Dataset entries
'''

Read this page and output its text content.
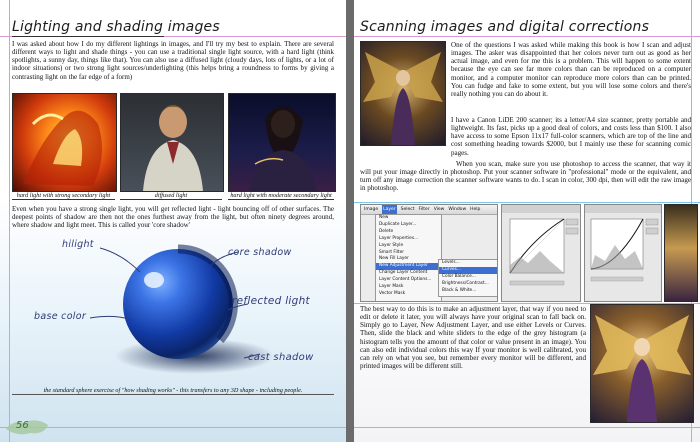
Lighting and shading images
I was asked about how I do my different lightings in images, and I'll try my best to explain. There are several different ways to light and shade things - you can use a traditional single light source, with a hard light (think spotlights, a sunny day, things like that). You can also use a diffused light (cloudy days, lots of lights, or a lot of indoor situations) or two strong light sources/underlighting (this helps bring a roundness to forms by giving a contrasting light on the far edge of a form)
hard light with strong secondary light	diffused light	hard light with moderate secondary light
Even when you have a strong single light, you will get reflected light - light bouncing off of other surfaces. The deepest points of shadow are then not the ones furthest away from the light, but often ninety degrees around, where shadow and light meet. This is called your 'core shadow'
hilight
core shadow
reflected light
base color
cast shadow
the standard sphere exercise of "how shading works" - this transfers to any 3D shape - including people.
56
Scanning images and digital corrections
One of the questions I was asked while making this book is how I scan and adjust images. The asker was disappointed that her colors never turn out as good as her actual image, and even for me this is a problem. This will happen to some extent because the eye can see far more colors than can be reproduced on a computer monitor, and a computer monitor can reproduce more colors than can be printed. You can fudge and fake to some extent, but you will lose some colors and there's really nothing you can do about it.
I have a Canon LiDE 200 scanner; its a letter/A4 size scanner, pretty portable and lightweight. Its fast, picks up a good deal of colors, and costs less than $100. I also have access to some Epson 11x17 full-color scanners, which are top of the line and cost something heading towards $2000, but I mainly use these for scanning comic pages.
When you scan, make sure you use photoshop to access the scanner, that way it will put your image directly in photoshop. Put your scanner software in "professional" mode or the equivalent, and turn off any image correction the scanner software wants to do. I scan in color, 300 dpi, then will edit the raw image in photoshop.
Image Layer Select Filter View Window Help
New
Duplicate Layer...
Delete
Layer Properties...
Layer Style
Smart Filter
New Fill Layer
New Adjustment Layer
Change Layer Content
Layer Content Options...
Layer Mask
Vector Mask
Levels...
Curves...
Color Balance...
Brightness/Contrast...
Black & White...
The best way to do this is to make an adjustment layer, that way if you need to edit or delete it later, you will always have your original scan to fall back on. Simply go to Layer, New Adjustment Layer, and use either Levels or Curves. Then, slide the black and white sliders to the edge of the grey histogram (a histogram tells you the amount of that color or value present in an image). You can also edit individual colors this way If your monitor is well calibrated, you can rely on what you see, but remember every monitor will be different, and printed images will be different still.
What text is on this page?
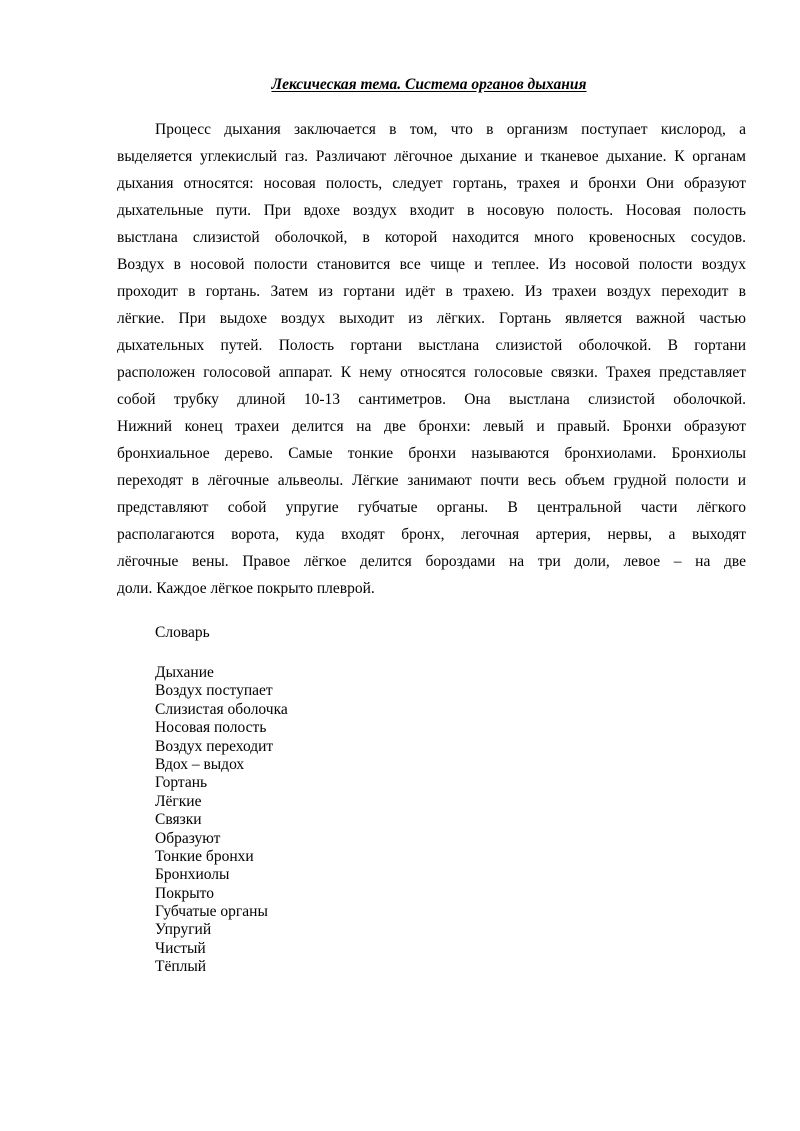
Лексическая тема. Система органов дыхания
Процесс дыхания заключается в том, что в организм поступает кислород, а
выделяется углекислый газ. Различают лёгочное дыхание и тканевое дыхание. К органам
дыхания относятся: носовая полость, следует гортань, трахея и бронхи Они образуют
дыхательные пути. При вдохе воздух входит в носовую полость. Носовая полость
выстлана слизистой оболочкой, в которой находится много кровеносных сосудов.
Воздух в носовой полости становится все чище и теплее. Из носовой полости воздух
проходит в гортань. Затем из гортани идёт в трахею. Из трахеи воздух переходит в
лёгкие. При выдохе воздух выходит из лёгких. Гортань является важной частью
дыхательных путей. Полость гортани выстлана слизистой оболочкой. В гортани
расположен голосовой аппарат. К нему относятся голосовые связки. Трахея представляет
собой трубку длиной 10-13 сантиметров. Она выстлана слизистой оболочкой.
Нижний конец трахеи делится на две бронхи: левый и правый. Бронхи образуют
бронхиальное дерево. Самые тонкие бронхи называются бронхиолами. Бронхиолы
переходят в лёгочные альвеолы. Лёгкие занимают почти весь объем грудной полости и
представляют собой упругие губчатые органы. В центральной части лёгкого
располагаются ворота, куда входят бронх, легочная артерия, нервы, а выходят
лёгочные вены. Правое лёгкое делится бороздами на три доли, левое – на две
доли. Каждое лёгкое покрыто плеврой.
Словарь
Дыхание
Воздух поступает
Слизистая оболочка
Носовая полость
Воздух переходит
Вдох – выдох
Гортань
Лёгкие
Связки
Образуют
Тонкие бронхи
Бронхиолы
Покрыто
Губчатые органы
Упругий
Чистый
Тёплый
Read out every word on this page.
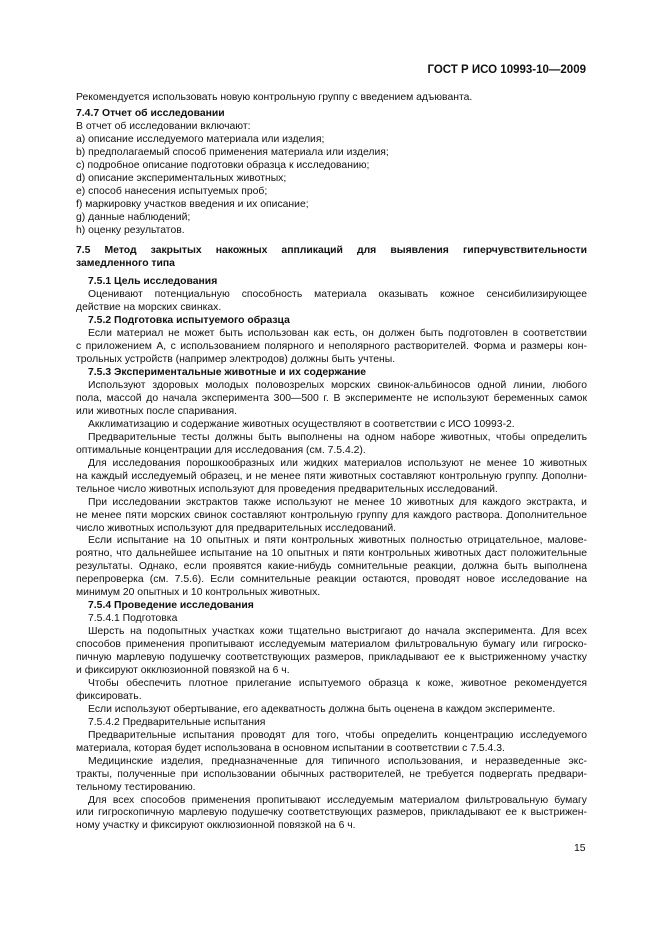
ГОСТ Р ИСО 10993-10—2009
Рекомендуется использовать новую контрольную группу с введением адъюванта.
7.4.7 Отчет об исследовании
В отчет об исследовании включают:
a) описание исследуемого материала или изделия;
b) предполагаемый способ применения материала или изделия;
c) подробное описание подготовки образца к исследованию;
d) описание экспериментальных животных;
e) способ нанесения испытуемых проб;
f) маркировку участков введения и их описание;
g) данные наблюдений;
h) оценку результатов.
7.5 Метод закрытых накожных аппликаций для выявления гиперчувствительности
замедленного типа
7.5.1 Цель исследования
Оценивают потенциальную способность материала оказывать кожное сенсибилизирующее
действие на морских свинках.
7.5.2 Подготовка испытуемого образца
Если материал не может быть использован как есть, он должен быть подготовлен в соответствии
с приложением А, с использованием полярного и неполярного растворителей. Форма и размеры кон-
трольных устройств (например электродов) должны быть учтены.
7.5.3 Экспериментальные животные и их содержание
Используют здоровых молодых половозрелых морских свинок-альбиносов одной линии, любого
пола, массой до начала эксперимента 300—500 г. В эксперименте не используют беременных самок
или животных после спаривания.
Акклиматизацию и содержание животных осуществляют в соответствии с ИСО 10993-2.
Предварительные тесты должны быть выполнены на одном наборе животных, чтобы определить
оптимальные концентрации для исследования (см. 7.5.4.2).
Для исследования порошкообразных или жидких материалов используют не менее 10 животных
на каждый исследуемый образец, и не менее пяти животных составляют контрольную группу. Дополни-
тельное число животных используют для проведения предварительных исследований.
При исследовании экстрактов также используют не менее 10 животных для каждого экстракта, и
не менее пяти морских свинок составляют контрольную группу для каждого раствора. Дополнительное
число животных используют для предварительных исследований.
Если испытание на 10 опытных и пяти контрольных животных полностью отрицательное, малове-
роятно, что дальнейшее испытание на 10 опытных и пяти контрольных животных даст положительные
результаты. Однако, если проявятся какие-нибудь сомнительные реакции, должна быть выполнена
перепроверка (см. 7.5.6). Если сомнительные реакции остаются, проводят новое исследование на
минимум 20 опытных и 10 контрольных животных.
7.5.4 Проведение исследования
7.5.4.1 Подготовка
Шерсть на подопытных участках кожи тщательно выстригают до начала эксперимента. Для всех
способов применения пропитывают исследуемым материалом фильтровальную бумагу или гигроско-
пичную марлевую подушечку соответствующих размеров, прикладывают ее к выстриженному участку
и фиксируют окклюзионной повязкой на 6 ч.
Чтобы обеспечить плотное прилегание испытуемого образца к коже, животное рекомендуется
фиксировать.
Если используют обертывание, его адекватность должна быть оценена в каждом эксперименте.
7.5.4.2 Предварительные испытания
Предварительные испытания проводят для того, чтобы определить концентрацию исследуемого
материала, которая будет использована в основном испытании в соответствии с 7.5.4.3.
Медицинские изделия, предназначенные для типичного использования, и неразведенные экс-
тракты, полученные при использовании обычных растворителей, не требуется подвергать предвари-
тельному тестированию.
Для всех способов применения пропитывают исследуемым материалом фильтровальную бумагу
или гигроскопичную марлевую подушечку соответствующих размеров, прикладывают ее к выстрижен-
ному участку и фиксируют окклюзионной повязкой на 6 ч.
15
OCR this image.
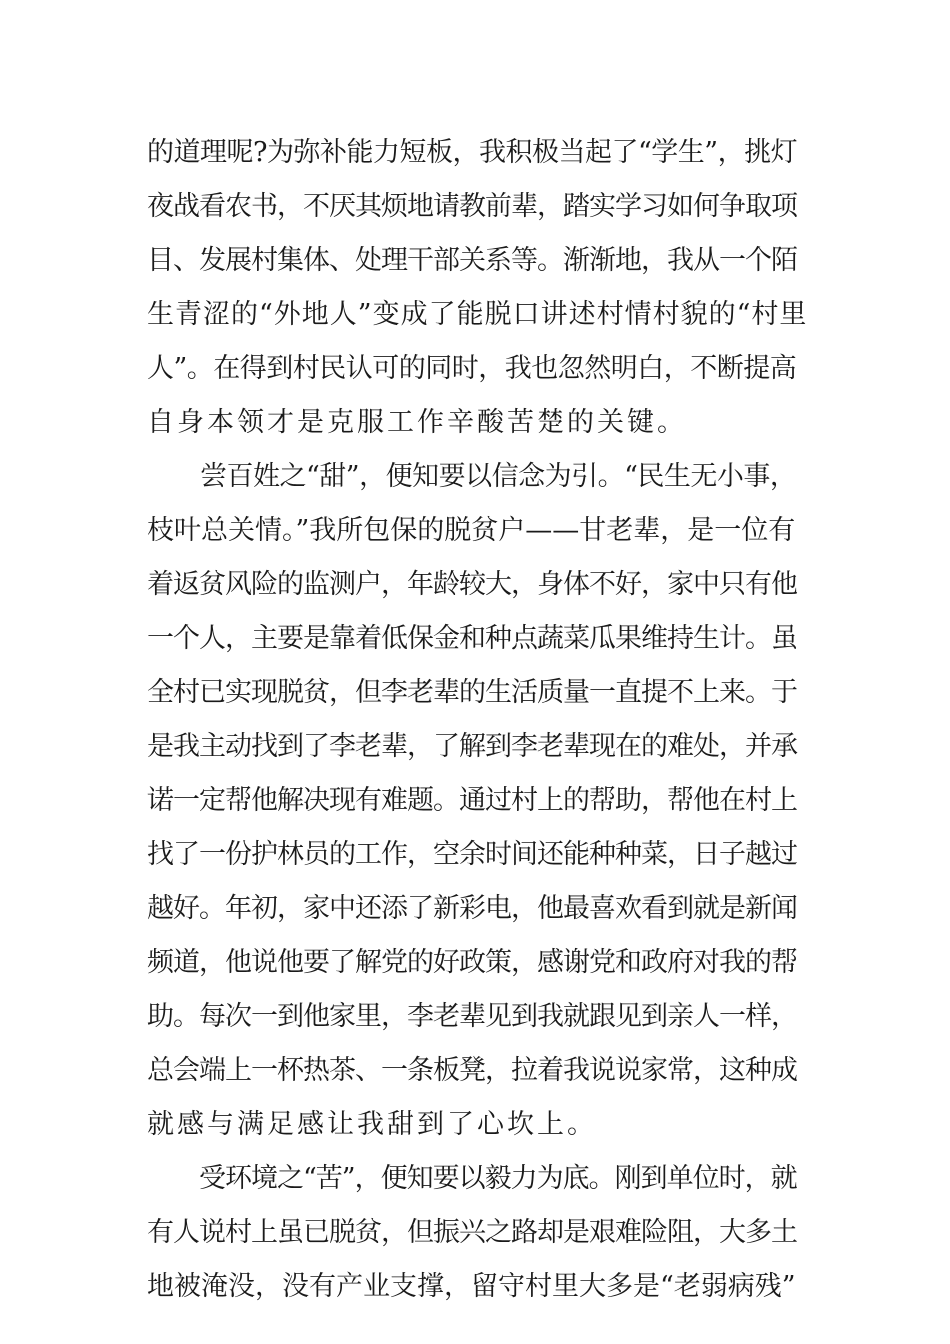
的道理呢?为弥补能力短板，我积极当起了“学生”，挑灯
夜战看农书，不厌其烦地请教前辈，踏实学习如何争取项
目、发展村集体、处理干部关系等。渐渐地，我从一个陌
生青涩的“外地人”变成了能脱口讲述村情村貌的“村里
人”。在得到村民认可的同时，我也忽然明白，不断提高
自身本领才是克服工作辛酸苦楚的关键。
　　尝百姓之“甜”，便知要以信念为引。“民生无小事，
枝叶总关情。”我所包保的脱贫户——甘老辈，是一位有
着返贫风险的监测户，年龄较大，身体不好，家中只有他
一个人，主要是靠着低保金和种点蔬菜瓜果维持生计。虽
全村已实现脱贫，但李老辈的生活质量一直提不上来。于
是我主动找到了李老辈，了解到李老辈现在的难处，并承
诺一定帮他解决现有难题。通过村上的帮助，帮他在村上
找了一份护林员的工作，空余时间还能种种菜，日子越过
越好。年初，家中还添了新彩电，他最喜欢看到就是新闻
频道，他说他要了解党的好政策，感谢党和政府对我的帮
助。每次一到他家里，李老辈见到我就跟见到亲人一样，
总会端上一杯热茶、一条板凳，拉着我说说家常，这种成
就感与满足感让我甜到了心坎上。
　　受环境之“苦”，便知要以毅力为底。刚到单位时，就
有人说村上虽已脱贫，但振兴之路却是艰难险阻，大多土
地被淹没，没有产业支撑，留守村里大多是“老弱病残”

'''

Find how many lines of the listing include the string "растворителей" and give that number, nothing else.

(THE SOLUTION):
2